### To be done:
Write out exactly the lines below that run from the line containing "Enumerate this screenshot's" through the last line of the records.

━━━━━━

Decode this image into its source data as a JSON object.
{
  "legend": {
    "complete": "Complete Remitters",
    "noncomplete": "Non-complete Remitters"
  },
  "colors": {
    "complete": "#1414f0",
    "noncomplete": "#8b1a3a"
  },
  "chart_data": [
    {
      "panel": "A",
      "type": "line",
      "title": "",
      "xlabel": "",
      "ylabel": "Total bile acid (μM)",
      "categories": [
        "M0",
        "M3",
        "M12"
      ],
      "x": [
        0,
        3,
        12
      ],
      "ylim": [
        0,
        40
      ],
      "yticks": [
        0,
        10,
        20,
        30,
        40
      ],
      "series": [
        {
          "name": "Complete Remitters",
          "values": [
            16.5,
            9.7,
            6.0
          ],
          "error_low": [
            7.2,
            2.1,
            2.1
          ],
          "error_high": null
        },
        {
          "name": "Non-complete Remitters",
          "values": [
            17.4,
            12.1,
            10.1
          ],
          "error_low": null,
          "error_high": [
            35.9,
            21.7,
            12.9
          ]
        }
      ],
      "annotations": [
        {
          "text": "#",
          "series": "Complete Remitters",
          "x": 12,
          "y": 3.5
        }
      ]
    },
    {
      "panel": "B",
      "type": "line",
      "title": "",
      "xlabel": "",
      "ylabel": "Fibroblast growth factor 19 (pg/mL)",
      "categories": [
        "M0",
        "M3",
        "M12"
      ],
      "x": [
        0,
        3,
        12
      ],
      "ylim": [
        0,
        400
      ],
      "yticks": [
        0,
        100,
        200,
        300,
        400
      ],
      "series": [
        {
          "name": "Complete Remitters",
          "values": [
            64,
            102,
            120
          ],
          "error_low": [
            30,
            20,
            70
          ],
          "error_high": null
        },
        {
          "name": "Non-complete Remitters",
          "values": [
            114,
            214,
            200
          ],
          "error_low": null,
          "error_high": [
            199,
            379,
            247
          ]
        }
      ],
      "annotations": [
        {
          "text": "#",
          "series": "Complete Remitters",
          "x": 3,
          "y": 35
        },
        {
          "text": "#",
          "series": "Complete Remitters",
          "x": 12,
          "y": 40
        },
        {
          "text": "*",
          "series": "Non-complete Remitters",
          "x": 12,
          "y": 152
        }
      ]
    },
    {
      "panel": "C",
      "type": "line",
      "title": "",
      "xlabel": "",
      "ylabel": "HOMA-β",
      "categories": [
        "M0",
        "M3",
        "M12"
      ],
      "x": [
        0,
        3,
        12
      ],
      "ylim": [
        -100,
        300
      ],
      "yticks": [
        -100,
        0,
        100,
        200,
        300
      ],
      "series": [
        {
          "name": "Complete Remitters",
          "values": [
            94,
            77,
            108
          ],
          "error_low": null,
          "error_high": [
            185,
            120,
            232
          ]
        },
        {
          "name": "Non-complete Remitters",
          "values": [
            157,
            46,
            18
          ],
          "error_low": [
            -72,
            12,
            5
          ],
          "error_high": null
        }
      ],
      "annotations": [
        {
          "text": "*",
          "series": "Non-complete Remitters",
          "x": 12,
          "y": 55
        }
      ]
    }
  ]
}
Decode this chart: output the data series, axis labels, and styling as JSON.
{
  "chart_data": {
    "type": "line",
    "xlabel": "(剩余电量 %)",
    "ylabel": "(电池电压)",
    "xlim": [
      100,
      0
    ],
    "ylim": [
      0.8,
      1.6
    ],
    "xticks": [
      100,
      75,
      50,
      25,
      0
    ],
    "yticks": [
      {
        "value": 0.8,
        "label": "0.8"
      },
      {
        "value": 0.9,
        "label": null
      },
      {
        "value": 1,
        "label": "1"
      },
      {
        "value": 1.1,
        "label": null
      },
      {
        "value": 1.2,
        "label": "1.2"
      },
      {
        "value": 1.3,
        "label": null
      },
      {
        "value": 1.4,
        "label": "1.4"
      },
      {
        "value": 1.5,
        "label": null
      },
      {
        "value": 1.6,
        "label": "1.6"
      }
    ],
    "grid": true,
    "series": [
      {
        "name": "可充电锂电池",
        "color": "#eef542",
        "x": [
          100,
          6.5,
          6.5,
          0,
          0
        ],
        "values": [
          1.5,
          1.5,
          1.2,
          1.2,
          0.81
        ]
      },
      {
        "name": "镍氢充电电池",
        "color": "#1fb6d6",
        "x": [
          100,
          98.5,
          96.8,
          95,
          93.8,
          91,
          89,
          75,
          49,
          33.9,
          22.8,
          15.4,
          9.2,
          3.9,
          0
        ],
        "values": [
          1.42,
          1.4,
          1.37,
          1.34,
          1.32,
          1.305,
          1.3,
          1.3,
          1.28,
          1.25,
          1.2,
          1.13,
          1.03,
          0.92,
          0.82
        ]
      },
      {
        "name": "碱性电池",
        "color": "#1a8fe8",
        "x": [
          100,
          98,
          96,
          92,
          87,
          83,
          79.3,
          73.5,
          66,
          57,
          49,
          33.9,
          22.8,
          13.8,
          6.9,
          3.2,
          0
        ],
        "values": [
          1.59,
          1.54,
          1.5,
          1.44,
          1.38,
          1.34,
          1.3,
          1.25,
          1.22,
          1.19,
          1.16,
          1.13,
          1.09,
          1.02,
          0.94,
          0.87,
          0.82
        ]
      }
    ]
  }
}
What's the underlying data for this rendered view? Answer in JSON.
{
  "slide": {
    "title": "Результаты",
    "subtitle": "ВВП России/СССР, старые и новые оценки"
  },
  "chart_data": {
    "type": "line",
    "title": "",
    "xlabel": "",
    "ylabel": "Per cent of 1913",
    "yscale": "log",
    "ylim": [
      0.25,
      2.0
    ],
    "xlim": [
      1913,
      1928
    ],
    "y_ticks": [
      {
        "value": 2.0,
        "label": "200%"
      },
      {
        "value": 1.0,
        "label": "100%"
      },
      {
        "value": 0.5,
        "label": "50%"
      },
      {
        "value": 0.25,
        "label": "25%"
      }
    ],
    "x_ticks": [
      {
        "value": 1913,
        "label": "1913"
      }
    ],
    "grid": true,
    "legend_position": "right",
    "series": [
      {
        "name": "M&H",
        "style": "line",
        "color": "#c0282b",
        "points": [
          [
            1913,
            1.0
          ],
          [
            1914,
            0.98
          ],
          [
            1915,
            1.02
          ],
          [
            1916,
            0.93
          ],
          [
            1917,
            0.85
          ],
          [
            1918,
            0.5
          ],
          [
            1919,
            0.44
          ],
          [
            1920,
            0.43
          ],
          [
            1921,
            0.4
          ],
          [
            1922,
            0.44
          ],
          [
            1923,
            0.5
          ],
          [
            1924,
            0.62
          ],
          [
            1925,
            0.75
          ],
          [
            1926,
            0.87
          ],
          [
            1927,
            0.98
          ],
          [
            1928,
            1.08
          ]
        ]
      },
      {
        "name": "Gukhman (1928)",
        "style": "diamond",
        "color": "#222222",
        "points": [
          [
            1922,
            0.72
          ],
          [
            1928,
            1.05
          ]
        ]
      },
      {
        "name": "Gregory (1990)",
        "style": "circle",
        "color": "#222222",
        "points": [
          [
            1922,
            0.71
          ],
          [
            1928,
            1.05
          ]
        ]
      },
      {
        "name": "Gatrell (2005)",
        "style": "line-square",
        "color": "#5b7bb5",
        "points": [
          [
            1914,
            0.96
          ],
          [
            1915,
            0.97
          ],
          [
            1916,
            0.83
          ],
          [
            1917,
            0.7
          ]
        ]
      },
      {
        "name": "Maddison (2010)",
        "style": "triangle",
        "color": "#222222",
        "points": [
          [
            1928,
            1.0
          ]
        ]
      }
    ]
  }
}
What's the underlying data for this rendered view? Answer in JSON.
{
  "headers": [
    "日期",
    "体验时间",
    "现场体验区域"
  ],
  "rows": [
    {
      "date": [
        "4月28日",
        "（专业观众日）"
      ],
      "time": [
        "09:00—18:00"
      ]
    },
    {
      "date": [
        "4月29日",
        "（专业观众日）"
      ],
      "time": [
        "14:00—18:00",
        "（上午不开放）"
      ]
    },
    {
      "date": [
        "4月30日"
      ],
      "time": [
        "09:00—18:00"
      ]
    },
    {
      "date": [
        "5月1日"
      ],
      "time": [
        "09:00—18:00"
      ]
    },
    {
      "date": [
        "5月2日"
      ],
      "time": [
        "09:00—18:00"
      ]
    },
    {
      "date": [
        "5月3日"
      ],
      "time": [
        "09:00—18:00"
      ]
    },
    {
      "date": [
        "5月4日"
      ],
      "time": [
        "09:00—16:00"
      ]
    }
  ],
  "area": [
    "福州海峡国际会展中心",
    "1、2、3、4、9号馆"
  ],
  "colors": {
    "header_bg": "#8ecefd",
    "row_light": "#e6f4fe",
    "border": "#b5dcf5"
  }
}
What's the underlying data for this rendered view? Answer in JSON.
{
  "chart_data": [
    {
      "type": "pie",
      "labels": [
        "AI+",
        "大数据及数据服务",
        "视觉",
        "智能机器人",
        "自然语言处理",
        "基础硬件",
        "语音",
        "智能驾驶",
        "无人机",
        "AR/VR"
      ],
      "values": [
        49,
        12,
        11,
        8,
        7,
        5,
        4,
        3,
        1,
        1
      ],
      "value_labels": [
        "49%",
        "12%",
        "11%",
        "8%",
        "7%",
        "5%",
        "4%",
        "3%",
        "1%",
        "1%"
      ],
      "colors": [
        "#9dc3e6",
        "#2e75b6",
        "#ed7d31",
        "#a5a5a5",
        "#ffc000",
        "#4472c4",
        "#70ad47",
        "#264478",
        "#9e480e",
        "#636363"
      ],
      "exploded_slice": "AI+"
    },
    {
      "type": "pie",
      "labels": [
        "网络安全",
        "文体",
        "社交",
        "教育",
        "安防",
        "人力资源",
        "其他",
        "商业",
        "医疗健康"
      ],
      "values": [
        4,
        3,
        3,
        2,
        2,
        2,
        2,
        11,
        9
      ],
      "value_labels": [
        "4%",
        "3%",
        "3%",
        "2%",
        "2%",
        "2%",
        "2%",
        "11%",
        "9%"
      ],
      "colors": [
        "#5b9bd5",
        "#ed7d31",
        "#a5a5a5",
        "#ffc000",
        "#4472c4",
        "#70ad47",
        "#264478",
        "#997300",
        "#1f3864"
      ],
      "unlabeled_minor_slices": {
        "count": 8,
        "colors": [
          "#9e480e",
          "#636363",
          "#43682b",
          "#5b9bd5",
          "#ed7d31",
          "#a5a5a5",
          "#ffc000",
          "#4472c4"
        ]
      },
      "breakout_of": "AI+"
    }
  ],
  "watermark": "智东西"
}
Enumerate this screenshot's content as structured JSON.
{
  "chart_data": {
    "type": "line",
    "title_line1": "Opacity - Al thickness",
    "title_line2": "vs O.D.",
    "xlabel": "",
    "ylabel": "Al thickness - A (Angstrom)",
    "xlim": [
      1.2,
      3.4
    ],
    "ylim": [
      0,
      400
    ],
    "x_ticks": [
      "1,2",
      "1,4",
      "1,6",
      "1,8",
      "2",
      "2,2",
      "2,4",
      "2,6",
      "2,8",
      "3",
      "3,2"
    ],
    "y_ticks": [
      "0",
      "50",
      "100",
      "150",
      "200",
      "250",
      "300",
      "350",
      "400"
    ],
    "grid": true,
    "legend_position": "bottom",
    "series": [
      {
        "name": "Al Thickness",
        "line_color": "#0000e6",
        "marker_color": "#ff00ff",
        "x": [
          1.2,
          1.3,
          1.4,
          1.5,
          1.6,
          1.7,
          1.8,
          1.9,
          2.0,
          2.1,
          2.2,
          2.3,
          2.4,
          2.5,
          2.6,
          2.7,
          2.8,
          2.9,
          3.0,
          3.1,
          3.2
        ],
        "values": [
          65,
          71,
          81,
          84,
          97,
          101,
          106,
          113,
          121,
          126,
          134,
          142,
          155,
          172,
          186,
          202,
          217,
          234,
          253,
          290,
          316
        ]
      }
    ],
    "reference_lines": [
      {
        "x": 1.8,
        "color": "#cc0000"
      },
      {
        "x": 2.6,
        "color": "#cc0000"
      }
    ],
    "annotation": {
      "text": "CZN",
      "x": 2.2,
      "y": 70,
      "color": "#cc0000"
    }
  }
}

━━━━━━

### Result for this exercise:
Enumerate this screenshot's content as structured JSON.
{
  "chart_data": {
    "type": "line",
    "title_line1": "Opacity - Al thickness",
    "title_line2": "vs O.D.",
    "xlabel": "",
    "ylabel": "Al thickness - A (Angstrom)",
    "xlim": [
      1.2,
      3.4
    ],
    "ylim": [
      0,
      400
    ],
    "x_ticks": [
      "1,2",
      "1,4",
      "1,6",
      "1,8",
      "2",
      "2,2",
      "2,4",
      "2,6",
      "2,8",
      "3",
      "3,2"
    ],
    "y_ticks": [
      "0",
      "50",
      "100",
      "150",
      "200",
      "250",
      "300",
      "350",
      "400"
    ],
    "grid": true,
    "legend_position": "bottom",
    "series": [
      {
        "name": "Al Thickness",
        "line_color": "#0000e6",
        "marker_color": "#ff00ff",
        "x": [
          1.2,
          1.3,
          1.4,
          1.5,
          1.6,
          1.7,
          1.8,
          1.9,
          2.0,
          2.1,
          2.2,
          2.3,
          2.4,
          2.5,
          2.6,
          2.7,
          2.8,
          2.9,
          3.0,
          3.1,
          3.2
        ],
        "values": [
          65,
          71,
          81,
          84,
          97,
          101,
          106,
          113,
          121,
          126,
          134,
          142,
          155,
          172,
          186,
          202,
          217,
          234,
          253,
          290,
          316
        ]
      }
    ],
    "reference_lines": [
      {
        "x": 1.8,
        "color": "#cc0000"
      },
      {
        "x": 2.6,
        "color": "#cc0000"
      }
    ],
    "annotation": {
      "text": "CZN",
      "x": 2.2,
      "y": 70,
      "color": "#cc0000"
    }
  }
}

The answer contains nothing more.